- _Dataset extract_
* start *

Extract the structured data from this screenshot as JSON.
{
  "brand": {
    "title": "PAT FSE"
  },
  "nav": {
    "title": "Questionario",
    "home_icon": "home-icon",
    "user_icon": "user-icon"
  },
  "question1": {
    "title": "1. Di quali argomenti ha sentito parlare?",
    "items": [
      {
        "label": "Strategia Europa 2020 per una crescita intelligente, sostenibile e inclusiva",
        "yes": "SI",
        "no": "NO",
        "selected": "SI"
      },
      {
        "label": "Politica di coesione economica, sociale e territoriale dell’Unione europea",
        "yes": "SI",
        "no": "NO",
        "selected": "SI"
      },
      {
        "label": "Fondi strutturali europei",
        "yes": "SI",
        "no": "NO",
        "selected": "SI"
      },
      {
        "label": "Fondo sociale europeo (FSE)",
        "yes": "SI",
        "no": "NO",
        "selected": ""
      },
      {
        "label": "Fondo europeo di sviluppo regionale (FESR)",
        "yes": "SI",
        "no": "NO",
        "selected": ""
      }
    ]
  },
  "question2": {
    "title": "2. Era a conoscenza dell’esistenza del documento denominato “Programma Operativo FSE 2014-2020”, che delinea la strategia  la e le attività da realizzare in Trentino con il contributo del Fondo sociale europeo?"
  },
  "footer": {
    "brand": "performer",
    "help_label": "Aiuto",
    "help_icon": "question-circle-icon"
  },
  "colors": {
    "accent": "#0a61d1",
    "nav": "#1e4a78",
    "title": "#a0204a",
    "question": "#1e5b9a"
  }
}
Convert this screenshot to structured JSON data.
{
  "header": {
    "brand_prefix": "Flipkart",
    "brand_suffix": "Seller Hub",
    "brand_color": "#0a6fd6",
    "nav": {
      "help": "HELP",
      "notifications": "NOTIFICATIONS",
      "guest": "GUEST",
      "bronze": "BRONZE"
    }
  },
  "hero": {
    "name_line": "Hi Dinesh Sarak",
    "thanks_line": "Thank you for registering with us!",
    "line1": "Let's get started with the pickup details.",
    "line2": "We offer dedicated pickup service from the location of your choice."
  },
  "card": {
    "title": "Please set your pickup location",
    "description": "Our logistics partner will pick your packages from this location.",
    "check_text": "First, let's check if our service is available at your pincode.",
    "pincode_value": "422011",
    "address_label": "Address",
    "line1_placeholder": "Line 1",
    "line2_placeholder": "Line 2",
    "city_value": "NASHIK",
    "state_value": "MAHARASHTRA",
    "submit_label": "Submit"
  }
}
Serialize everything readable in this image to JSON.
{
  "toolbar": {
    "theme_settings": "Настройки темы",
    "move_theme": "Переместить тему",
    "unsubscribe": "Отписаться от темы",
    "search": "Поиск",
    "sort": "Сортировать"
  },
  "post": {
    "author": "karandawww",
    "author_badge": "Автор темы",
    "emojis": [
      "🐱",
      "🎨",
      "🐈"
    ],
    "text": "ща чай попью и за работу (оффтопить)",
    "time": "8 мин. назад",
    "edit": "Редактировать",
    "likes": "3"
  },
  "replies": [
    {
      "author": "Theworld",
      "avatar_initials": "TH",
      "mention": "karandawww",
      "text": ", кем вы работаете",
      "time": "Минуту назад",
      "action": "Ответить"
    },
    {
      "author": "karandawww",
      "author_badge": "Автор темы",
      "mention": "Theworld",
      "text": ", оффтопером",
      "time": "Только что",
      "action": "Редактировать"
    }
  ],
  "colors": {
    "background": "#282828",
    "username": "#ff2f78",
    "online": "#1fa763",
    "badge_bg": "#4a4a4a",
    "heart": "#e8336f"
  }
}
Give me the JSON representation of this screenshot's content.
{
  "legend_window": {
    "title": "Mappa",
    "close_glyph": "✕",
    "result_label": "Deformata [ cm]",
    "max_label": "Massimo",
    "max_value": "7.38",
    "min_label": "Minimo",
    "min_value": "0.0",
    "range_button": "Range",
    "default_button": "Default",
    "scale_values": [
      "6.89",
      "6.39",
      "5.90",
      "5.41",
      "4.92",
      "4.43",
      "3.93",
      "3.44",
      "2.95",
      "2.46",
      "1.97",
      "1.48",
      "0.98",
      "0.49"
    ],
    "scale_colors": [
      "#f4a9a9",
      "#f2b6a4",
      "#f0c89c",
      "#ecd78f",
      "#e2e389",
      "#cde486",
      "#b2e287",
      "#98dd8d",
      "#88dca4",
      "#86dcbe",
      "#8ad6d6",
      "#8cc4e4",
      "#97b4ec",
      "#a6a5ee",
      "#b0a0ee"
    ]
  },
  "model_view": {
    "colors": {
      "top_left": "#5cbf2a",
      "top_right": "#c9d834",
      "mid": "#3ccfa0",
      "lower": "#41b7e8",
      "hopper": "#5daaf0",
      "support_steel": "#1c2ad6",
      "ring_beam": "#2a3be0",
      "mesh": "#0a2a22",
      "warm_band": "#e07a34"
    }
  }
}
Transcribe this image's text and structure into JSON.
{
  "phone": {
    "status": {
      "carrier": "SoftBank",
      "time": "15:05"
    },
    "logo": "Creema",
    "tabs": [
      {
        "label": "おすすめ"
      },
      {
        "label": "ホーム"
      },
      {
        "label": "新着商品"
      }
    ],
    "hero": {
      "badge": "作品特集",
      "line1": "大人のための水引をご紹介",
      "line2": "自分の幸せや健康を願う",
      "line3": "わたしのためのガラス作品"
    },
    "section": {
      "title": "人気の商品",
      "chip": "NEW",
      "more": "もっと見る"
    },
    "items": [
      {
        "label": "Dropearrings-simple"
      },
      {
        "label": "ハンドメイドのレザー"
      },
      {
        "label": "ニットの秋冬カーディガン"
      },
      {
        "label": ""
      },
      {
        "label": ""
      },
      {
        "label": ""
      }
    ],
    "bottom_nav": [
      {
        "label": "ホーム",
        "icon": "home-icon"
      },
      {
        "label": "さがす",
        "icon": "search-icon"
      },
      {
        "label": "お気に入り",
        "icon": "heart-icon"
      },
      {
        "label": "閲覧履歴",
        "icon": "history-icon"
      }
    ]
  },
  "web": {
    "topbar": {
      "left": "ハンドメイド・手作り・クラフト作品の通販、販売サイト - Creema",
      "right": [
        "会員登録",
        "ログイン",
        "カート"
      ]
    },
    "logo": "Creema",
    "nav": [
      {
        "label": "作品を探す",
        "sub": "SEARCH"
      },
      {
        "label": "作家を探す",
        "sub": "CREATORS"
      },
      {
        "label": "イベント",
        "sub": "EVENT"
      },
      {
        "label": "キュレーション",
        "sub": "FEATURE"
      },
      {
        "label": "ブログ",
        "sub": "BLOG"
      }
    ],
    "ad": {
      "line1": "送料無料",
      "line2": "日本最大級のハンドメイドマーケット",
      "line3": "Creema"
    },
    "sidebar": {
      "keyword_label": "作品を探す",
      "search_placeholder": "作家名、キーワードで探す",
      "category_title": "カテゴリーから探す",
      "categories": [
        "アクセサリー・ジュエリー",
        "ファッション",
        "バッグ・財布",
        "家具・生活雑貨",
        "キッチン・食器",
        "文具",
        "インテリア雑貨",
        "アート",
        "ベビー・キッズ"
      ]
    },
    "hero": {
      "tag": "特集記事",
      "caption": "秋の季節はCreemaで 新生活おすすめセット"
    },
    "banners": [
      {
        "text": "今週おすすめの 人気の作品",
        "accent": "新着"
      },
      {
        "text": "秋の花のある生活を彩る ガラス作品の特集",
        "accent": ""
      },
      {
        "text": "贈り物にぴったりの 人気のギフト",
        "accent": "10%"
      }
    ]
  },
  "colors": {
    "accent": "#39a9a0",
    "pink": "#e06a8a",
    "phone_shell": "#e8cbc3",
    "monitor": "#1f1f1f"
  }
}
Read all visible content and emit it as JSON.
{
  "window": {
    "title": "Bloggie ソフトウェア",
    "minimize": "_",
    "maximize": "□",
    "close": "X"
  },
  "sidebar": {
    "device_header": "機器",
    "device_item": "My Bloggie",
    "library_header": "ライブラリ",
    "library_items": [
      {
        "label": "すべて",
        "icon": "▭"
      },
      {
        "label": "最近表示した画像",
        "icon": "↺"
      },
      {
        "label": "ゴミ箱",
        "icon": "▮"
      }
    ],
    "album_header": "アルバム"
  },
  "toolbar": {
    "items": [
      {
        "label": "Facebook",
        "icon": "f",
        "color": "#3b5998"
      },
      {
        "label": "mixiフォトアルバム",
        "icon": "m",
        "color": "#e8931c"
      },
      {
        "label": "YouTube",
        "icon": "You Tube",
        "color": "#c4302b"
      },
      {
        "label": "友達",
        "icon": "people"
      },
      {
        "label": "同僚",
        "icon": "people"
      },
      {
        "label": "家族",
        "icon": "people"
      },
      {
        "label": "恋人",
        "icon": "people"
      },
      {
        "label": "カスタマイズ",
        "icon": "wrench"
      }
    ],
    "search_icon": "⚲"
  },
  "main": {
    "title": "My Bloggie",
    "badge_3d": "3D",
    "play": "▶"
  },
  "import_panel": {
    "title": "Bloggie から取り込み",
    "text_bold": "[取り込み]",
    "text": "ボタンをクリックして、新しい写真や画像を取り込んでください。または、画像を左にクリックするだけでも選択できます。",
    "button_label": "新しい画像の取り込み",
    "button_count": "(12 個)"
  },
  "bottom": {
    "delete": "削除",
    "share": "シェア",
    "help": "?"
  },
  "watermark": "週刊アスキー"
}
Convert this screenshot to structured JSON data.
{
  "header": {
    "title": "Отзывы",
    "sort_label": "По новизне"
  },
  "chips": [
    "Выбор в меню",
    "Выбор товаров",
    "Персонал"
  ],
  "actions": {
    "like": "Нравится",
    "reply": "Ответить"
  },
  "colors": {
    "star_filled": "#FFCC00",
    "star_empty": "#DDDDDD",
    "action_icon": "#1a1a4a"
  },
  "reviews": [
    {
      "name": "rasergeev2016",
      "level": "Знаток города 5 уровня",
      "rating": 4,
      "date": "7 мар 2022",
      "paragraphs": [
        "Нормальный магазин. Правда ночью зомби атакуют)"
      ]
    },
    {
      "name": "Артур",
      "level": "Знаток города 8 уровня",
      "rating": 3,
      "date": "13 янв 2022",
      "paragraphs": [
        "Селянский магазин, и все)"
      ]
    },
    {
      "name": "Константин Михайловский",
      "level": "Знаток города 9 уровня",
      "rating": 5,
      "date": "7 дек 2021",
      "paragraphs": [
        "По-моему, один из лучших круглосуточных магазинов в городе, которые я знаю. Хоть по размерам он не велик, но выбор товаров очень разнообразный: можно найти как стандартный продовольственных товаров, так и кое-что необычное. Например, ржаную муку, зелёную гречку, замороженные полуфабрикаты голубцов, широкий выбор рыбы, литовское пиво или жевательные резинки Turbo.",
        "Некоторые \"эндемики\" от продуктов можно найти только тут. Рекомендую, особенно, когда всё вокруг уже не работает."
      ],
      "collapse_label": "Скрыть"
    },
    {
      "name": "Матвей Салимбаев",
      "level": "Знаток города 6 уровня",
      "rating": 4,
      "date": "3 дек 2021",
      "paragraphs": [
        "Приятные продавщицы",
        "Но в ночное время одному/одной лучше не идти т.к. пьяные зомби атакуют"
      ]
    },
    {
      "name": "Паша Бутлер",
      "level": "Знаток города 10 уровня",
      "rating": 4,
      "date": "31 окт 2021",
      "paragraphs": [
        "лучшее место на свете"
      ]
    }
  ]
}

* end *

- _Short exercise_
Find the string "уровня" in the records, then copy each line where it occurs.

- _Exercise solution_
      "level": "Знаток города 5 уровня",
      "level": "Знаток города 8 уровня",
      "level": "Знаток города 9 уровня",
      "level": "Знаток города 6 уровня",
      "level": "Знаток города 10 уровня",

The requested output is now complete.